(Recorded data)

-- Start --

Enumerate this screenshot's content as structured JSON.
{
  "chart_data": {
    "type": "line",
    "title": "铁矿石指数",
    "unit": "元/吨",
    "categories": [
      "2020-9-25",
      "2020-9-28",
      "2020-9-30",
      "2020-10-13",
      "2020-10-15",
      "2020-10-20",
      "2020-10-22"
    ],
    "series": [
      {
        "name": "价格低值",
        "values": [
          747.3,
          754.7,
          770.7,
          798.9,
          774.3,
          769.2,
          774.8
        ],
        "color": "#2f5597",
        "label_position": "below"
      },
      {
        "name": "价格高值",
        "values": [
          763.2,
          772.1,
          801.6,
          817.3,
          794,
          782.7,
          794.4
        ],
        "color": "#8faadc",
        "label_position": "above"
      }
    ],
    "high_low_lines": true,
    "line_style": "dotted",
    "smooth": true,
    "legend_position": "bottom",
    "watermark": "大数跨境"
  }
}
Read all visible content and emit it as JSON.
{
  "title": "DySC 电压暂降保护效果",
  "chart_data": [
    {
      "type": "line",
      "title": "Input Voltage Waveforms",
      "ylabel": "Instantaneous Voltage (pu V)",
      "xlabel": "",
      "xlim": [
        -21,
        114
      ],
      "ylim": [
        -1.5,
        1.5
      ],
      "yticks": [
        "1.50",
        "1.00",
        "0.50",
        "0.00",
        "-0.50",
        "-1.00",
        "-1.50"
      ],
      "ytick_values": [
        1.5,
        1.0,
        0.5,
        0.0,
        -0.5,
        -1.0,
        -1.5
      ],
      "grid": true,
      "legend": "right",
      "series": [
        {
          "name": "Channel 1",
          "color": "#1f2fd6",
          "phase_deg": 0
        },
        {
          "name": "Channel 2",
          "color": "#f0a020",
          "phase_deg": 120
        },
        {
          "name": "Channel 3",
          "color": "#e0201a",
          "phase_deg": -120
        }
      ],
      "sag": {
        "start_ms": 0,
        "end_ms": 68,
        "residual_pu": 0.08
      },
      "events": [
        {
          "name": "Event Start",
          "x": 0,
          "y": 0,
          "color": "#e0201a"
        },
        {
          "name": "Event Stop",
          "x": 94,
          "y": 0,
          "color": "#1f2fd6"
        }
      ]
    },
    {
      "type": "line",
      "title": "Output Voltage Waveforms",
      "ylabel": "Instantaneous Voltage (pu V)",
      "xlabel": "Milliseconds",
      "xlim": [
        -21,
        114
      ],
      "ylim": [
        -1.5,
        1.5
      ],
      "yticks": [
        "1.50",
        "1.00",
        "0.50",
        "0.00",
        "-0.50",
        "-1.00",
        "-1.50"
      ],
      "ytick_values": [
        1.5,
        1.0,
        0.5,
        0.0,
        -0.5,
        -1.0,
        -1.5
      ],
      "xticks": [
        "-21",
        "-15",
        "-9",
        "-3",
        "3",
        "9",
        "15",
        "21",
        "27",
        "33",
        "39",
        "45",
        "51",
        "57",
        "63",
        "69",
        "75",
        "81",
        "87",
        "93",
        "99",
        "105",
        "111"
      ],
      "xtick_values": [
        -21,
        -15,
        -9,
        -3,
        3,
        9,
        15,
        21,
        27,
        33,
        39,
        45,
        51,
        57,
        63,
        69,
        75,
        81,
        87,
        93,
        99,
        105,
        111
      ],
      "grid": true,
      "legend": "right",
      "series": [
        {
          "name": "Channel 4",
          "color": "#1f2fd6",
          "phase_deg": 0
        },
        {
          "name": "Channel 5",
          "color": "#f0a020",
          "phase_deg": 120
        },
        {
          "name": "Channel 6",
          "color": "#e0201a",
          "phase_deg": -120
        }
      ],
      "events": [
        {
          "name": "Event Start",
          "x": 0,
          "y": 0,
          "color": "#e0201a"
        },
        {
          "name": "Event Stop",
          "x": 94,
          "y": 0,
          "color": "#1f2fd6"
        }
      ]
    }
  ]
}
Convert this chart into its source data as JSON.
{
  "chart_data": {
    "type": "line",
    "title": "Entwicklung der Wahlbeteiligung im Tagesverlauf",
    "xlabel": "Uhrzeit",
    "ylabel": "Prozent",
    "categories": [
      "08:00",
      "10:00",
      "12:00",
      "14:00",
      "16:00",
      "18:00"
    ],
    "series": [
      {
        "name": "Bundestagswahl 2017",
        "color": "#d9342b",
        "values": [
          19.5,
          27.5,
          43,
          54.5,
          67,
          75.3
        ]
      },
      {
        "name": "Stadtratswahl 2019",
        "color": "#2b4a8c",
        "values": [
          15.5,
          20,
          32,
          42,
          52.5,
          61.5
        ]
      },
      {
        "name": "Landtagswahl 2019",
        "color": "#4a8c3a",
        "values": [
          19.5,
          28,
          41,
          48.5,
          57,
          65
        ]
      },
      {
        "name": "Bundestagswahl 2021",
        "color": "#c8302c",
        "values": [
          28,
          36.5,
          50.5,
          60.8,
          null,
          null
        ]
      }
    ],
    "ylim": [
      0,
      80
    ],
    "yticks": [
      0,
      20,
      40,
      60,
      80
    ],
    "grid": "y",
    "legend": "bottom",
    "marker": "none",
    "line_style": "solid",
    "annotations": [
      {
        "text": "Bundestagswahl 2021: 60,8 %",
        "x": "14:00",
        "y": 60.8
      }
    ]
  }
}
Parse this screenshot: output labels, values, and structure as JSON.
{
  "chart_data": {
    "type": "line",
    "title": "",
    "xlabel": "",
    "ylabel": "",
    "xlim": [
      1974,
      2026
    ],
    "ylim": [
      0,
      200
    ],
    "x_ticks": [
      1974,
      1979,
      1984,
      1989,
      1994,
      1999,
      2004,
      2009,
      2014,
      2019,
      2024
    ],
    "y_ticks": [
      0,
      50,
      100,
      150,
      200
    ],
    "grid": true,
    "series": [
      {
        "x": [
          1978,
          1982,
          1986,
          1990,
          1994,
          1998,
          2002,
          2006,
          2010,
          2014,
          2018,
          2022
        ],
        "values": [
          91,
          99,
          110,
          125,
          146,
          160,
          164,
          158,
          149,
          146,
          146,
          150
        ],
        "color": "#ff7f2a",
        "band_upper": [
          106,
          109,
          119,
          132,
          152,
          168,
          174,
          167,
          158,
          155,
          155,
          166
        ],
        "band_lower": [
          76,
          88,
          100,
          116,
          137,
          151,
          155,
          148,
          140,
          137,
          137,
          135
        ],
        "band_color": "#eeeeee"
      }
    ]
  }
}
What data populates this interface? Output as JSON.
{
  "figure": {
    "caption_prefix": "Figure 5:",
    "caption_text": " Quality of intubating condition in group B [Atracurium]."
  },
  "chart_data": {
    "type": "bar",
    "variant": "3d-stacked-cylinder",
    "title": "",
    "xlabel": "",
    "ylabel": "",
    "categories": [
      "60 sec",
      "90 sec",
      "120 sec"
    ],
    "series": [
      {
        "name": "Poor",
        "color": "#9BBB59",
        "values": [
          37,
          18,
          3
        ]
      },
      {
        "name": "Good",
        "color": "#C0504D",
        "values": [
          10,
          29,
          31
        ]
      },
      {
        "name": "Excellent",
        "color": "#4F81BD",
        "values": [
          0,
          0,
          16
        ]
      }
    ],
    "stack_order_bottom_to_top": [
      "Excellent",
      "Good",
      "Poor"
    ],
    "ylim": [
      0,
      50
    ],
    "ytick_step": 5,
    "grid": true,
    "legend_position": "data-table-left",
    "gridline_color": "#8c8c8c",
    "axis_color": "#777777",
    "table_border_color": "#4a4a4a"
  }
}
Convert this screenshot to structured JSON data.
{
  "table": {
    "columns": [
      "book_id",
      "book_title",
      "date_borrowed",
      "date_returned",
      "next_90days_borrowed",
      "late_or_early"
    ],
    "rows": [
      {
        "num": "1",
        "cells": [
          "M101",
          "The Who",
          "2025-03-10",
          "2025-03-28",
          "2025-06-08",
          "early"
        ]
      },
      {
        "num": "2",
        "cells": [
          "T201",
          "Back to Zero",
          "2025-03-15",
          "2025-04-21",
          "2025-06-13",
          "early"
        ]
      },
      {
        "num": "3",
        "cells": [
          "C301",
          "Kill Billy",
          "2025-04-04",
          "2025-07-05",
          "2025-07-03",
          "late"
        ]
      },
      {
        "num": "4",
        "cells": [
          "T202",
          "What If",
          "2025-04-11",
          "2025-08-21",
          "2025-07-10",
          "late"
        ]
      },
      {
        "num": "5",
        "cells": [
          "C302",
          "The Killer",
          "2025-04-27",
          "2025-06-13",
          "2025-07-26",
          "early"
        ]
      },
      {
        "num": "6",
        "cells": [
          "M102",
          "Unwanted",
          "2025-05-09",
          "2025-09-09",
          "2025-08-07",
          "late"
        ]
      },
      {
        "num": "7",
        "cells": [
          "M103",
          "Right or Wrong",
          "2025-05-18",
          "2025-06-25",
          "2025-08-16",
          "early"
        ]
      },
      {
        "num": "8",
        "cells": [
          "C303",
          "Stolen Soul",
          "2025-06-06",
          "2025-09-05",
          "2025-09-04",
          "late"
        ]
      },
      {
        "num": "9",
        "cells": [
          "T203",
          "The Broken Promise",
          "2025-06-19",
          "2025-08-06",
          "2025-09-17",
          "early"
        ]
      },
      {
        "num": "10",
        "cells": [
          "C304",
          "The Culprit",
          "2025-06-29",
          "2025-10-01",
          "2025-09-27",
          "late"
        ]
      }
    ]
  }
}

-- End --

- [What is being asked]:
Each line containing the word "this" counts once; report the total alone.

- [Answer to the problem]:
5